--- Page excerpt Enclosed Below ---

Socialism would be a comprehensive, longsighted planning of the socioeconomic whole. The common planning of the whole would first include the organization, namely the preservation and regeneration, of nature as the basic universal condition of production; it would also include the production of raw materials and machines (by the department for producing means of production) in accordance with the requirements of the production of consumer goods (the requirements of the department for producing means of consumption), as they had been qualitatively determined and quantitatively measured by all members of society according to their various needs. In addition to this, it would include the exact measurement both of the share of each member in production as socially organised activity and of his or her share in the social product. In this way, full coordination between the different departments of production and between production and consumption would be constituted. Thus the socio-economic whole would become a conscious creation of all members of society; that is, social relations, society itself; would become such a creation. Marx defines the epoch that would follow capitalism as the "conscious reconstitution of human society."[66] Humans would in this way get rid of the seemingly natural (naturwiichsig) character of their society: "The image (Gestalt) of the life process of society, namely of the process of material production, will not strip off its mystical veil, until it becomes a creation of freely associated humans, consciously controlled by them in accordance with their definite plan."[67] In short, not the abolition of labour, but its comprehensive democratic planning is the basis for human liberation.

The questions that this change in Marx's conception raises are of great gravity: Can instrumental production, and instrumental activity in general, be democratically regulated? Will the democratic planning and shaping of instrumental production be so broad and deep as to prevent the development of a governmental hierarchy? Will exploitative relations not be created, in an indirect, latent form, as a result of maintaining the instrumental form of production? Marx's retreat from the idea of the abolition of the state suggests that the answer to the first two questions cannot be positive. In Capital he says, thus contradicting himself; that any socially combined labour, necessarily gives rise to a "commanding will" (kommandierender Wille) as the coordinating and unifying factor. This "commanding will," he says further, "is a productive labour that must be performed in every [socially] combined mode of production," [68] that is, in communism as well. I would argue that all countries of Soviet-style socialism have not developed as democratic societies because each of their economies has been shaped as an organization of labour — as an organization of instrumental production. In societies or small communities that are legally based on the abolition of private property the exploitation of the direct producers can take the form of wage gaps and other material benefits for those holding high positions in an economy shaped as an organisation of labour. Such exploitation has been inherent in Soviet socialism. The success of Israeli kibbutzim until the eighties was mainly a result of the broad integration of non-instrumental elements, defined as the "self-value of work," into production. A major aspect of the — regressive — socio-economic revolution that the kibbutzim have been experiencing for the last fifteen years is the conscious abolition of the non-instrumental dimensions of production, and the full subjection of the economy to efficiency criteria. The unavoidable result has been the rise of classes in the kibbutzim, often explained as stemming from human nature. It seems that the social insight of the early Marx is superior to the social analyses of the later Marx.

What are the possible reasons for Marx's fateful retreat from the idea of the abolition of labour? It seems that the main reason is a certain feature of industrial production that may be termed the "instrumental character of technology." This character, to be elaborated upon in the following lines, is so innate, that Marx and his life-long intellectual and political colleague, Engels, became convinced that it does not allow mankind to abolish labour in any modern society, including a communist society.

--- End of Enclosed Page excerpt ---
--- Dataset excerpts Enclosed Below ---

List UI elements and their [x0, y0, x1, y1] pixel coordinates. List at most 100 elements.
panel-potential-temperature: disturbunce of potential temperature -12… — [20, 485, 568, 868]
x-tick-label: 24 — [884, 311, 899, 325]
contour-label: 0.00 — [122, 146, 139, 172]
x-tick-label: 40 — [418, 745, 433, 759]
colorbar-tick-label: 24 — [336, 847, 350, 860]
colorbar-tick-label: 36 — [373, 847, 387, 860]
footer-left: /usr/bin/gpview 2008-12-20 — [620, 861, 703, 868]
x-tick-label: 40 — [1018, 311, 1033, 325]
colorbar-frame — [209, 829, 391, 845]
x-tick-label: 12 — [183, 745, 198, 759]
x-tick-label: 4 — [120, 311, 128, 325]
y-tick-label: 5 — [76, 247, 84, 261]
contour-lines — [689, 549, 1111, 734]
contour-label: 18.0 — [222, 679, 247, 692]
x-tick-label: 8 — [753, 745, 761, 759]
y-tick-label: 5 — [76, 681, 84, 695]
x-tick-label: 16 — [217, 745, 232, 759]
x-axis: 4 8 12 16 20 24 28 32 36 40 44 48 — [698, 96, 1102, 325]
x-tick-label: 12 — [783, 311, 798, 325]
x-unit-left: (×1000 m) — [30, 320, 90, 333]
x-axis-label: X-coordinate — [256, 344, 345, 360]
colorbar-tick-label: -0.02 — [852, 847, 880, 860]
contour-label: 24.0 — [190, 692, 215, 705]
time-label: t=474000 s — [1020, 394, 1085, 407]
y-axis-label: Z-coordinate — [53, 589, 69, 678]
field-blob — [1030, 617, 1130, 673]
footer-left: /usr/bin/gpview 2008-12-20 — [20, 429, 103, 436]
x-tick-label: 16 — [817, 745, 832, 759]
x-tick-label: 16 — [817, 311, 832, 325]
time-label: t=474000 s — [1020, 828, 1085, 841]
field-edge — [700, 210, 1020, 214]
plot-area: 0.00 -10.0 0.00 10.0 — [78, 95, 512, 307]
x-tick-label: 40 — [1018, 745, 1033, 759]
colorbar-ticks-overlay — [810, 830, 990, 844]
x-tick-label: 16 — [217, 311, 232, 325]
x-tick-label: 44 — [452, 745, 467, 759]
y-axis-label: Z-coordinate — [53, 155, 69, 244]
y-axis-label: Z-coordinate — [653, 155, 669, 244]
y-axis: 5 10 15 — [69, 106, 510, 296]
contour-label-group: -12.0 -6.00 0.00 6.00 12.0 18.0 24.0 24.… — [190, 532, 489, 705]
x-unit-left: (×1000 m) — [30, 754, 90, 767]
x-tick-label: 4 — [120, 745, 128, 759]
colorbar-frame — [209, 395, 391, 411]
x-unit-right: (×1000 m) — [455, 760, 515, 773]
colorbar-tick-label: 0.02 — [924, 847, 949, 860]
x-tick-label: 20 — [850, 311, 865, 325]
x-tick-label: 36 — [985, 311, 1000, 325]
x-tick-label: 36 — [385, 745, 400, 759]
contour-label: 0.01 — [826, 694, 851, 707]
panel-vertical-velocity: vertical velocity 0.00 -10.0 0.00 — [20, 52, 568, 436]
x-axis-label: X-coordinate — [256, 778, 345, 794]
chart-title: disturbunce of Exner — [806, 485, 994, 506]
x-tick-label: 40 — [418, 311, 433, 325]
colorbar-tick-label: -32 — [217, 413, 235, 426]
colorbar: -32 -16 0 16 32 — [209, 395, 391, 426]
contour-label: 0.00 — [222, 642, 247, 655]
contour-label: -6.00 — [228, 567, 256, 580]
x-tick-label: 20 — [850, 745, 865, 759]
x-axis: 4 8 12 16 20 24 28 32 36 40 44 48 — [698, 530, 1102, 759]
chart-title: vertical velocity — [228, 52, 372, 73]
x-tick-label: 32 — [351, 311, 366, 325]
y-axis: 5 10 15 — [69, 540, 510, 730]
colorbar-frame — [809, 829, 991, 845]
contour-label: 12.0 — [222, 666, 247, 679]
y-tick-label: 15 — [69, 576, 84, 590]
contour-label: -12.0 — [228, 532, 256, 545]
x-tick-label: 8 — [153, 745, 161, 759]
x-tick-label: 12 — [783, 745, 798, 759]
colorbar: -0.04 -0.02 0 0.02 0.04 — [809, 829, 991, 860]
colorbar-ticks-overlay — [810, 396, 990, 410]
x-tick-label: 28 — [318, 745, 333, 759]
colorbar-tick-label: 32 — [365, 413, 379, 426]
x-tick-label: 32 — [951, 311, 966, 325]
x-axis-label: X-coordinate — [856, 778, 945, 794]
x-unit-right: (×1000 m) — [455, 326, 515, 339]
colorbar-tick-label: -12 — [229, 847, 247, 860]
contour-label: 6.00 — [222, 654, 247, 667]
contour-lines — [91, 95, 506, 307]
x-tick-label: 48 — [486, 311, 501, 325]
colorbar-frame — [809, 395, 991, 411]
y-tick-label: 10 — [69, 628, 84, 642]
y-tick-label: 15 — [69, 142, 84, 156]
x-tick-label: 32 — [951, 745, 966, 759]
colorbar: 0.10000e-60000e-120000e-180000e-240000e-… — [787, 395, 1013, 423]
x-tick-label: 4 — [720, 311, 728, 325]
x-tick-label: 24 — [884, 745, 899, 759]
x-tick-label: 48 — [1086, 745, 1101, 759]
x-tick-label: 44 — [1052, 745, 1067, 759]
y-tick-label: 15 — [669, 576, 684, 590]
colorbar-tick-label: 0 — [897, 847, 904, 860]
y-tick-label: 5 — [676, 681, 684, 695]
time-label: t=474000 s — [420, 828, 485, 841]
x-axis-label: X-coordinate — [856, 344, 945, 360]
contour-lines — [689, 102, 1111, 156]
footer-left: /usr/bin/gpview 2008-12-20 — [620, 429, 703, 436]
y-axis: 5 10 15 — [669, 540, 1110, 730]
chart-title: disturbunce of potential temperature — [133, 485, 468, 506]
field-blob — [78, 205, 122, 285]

--- End of Enclosed Dataset excerpts ---

=== Task description ===
Answer these questions from the passage on Marx and the abolition of labour:
1. What does the passage name as the basis for human liberation?
2. According to Capital, what does any socially combined labour necessarily give rise to?
3. What does the passage give as the main reason for Marx's retreat from the idea of the abolition of labour?

=== Expected answer ===
1. The comprehensive democratic planning of labour, not its abolition.
2. A "commanding will" (kommandierender Wille), which acts as the coordinating and unifying factor.
3. A feature of industrial production that may be termed the "instrumental character of technology."